_BRIEF:_ Find the string "icon" and gather every line that holds it.

_DATA SUPPLIED:_
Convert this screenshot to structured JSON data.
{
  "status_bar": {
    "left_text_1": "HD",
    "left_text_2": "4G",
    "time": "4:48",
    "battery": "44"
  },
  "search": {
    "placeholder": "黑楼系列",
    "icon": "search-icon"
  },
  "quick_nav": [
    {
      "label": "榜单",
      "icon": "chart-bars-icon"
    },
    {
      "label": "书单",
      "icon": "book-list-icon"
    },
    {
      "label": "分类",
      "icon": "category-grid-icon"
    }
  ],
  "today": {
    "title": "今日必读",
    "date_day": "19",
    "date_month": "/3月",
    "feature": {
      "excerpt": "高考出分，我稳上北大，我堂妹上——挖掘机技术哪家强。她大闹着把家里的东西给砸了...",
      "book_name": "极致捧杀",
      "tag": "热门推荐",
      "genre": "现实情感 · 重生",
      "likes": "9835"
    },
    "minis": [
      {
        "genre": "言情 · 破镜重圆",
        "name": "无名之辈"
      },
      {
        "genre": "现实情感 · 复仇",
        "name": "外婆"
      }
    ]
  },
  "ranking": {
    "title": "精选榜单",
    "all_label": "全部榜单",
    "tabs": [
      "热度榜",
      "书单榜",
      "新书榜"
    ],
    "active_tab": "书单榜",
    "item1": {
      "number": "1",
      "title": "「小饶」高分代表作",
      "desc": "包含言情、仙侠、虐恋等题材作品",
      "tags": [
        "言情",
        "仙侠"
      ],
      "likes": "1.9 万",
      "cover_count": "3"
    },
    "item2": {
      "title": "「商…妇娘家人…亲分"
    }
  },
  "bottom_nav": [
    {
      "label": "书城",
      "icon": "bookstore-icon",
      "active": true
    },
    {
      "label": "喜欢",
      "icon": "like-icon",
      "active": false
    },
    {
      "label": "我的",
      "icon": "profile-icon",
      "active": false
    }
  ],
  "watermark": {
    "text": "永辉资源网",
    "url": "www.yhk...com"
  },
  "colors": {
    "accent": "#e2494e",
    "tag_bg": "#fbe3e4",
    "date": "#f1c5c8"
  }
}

_ANSWER TO THE TASK:_
    "icon": "search-icon"
      "icon": "chart-bars-icon"
      "icon": "book-list-icon"
      "icon": "category-grid-icon"
      "icon": "bookstore-icon",
      "icon": "like-icon",
      "icon": "profile-icon",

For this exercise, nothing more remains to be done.